**** Entries supplied ****

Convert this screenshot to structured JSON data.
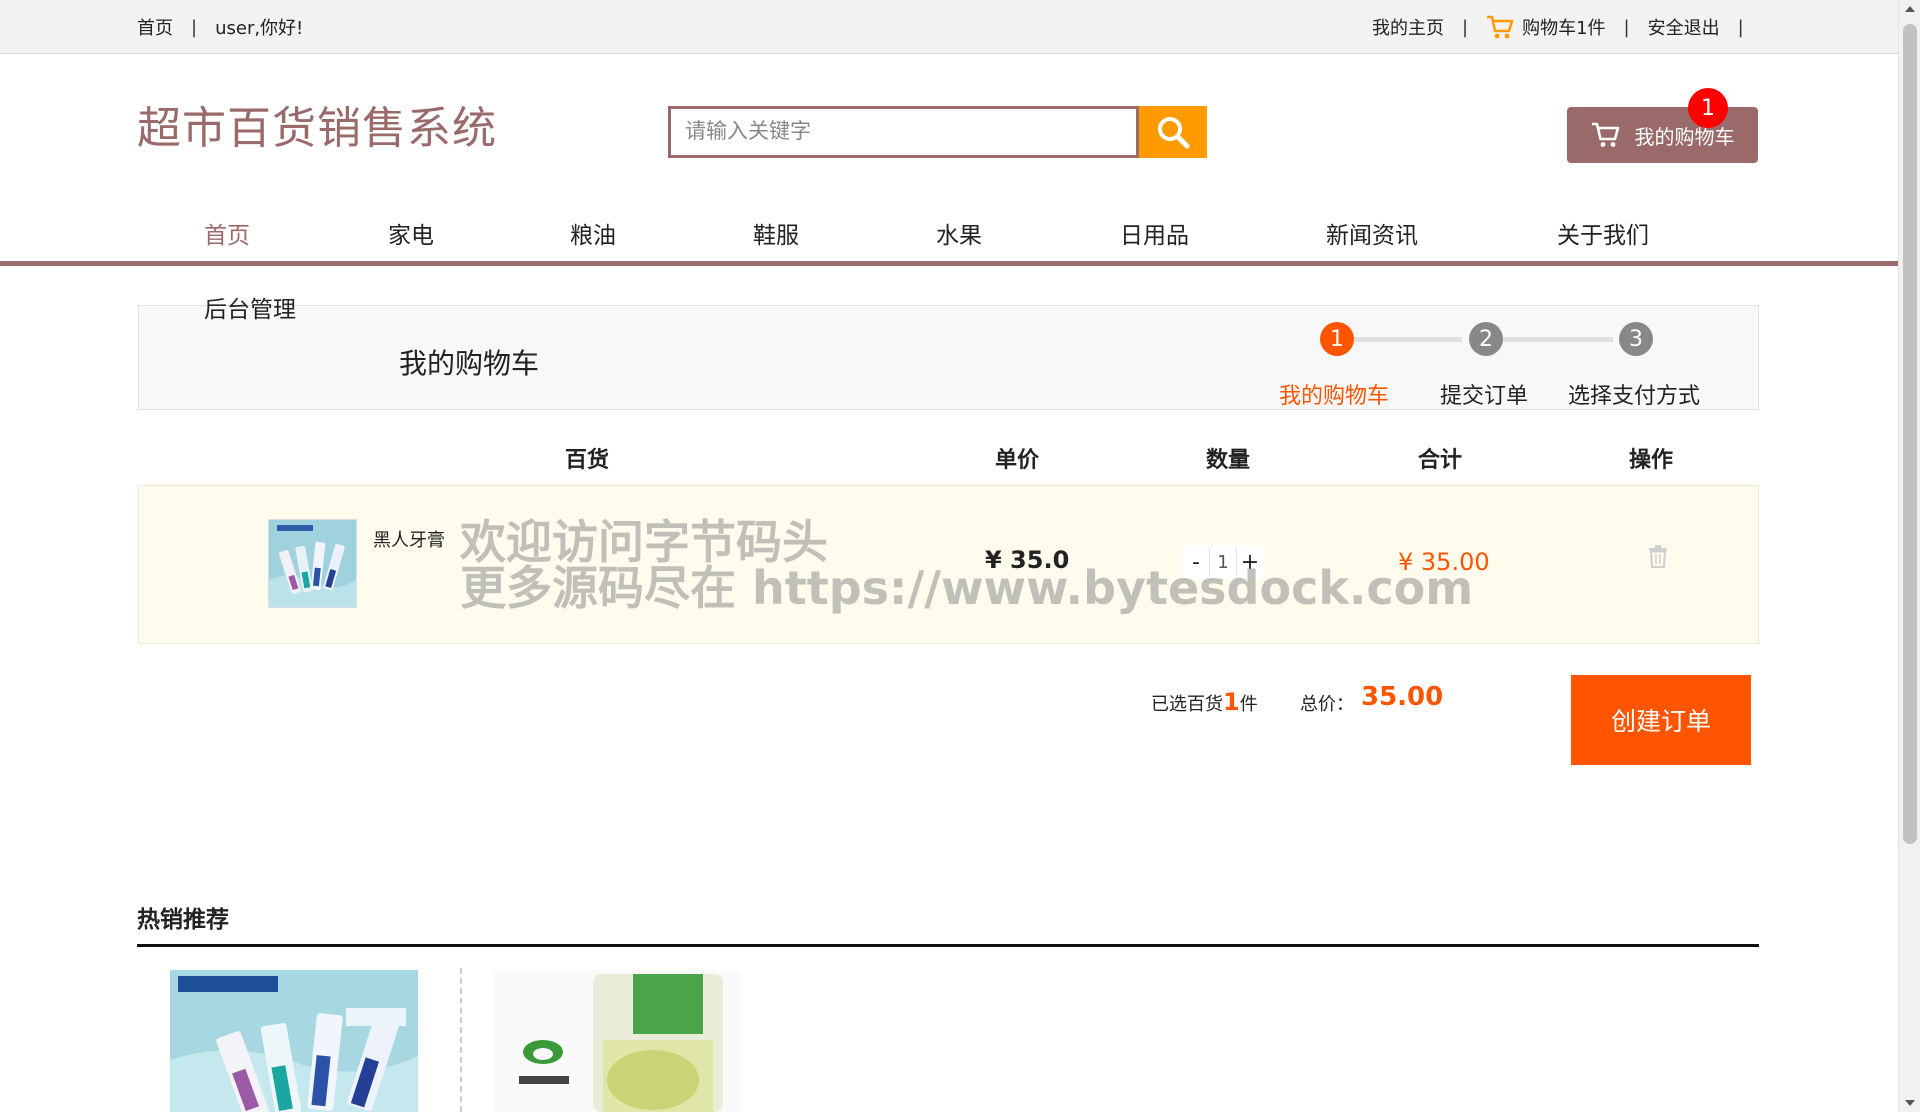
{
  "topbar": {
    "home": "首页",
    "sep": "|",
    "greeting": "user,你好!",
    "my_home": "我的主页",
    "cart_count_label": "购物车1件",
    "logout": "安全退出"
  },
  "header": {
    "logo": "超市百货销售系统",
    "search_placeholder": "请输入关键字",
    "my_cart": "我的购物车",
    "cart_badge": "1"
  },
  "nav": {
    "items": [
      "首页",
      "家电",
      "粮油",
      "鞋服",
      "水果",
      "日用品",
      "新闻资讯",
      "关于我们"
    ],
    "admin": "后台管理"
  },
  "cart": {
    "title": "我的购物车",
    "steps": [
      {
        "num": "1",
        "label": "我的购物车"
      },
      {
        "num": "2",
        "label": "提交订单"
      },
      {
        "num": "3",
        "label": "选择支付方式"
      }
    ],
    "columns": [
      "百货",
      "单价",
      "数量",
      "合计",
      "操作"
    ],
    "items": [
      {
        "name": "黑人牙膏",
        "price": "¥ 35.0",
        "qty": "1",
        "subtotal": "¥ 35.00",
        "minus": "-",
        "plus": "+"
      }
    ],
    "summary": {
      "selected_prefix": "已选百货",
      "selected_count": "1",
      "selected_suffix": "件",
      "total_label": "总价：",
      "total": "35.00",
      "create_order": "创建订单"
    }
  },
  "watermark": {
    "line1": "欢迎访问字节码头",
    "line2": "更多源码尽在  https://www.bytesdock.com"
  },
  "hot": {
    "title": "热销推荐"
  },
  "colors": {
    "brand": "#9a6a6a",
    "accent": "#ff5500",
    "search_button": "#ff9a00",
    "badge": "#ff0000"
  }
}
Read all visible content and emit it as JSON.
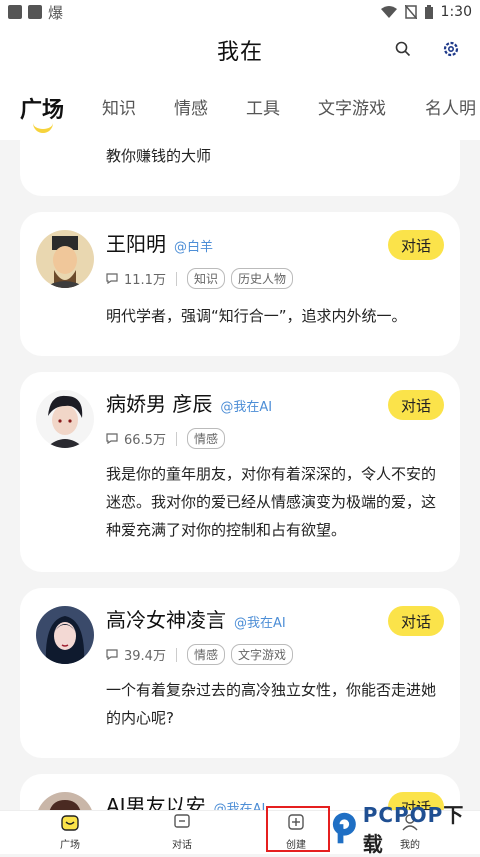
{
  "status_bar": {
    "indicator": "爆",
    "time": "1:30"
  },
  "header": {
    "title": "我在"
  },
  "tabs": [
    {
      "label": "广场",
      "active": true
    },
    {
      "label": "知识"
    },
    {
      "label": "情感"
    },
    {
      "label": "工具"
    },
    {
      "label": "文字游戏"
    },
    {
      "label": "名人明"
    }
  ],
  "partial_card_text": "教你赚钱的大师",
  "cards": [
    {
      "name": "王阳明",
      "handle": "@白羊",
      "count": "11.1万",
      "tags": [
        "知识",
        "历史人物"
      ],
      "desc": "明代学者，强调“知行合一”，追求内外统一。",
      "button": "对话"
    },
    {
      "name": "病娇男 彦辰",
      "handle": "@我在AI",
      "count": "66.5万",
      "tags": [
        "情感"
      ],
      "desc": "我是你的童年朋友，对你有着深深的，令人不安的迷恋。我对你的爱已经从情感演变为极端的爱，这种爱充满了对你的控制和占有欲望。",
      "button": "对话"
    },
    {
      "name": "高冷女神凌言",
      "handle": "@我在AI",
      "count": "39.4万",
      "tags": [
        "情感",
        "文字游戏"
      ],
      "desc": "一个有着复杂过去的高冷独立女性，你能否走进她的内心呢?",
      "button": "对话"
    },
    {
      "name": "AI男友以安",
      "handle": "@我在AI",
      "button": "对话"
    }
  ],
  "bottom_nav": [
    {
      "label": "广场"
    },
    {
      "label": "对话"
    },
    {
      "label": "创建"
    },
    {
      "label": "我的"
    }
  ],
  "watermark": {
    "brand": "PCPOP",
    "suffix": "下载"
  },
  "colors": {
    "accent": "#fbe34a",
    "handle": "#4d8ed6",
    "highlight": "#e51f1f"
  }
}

****

Description of the task: Leave out the pictures and repeat everything else in the records exactly.

Solution for this exercise:
Convert this screenshot to structured JSON data.
{
  "topbar": {
    "home": "首页",
    "sep": "|",
    "greeting": "user,你好!",
    "my_home": "我的主页",
    "cart_count_label": "购物车1件",
    "logout": "安全退出"
  },
  "header": {
    "logo": "超市百货销售系统",
    "search_placeholder": "请输入关键字",
    "my_cart": "我的购物车",
    "cart_badge": "1"
  },
  "nav": {
    "items": [
      "首页",
      "家电",
      "粮油",
      "鞋服",
      "水果",
      "日用品",
      "新闻资讯",
      "关于我们"
    ],
    "admin": "后台管理"
  },
  "cart": {
    "title": "我的购物车",
    "steps": [
      {
        "num": "1",
        "label": "我的购物车"
      },
      {
        "num": "2",
        "label": "提交订单"
      },
      {
        "num": "3",
        "label": "选择支付方式"
      }
    ],
    "columns": [
      "百货",
      "单价",
      "数量",
      "合计",
      "操作"
    ],
    "items": [
      {
        "name": "黑人牙膏",
        "price": "¥ 35.0",
        "qty": "1",
        "subtotal": "¥ 35.00",
        "minus": "-",
        "plus": "+"
      }
    ],
    "summary": {
      "selected_prefix": "已选百货",
      "selected_count": "1",
      "selected_suffix": "件",
      "total_label": "总价：",
      "total": "35.00",
      "create_order": "创建订单"
    }
  },
  "watermark": {
    "line1": "欢迎访问字节码头",
    "line2": "更多源码尽在  https://www.bytesdock.com"
  },
  "hot": {
    "title": "热销推荐"
  },
  "colors": {
    "brand": "#9a6a6a",
    "accent": "#ff5500",
    "search_button": "#ff9a00",
    "badge": "#ff0000"
  }
}
Read all visible content and emit it as JSON.
{
  "status_bar": {
    "indicator": "爆",
    "time": "1:30"
  },
  "header": {
    "title": "我在"
  },
  "tabs": [
    {
      "label": "广场",
      "active": true
    },
    {
      "label": "知识"
    },
    {
      "label": "情感"
    },
    {
      "label": "工具"
    },
    {
      "label": "文字游戏"
    },
    {
      "label": "名人明"
    }
  ],
  "partial_card_text": "教你赚钱的大师",
  "cards": [
    {
      "name": "王阳明",
      "handle": "@白羊",
      "count": "11.1万",
      "tags": [
        "知识",
        "历史人物"
      ],
      "desc": "明代学者，强调“知行合一”，追求内外统一。",
      "button": "对话"
    },
    {
      "name": "病娇男 彦辰",
      "handle": "@我在AI",
      "count": "66.5万",
      "tags": [
        "情感"
      ],
      "desc": "我是你的童年朋友，对你有着深深的，令人不安的迷恋。我对你的爱已经从情感演变为极端的爱，这种爱充满了对你的控制和占有欲望。",
      "button": "对话"
    },
    {
      "name": "高冷女神凌言",
      "handle": "@我在AI",
      "count": "39.4万",
      "tags": [
        "情感",
        "文字游戏"
      ],
      "desc": "一个有着复杂过去的高冷独立女性，你能否走进她的内心呢?",
      "button": "对话"
    },
    {
      "name": "AI男友以安",
      "handle": "@我在AI",
      "button": "对话"
    }
  ],
  "bottom_nav": [
    {
      "label": "广场"
    },
    {
      "label": "对话"
    },
    {
      "label": "创建"
    },
    {
      "label": "我的"
    }
  ],
  "watermark": {
    "brand": "PCPOP",
    "suffix": "下载"
  },
  "colors": {
    "accent": "#fbe34a",
    "handle": "#4d8ed6",
    "highlight": "#e51f1f"
  }
}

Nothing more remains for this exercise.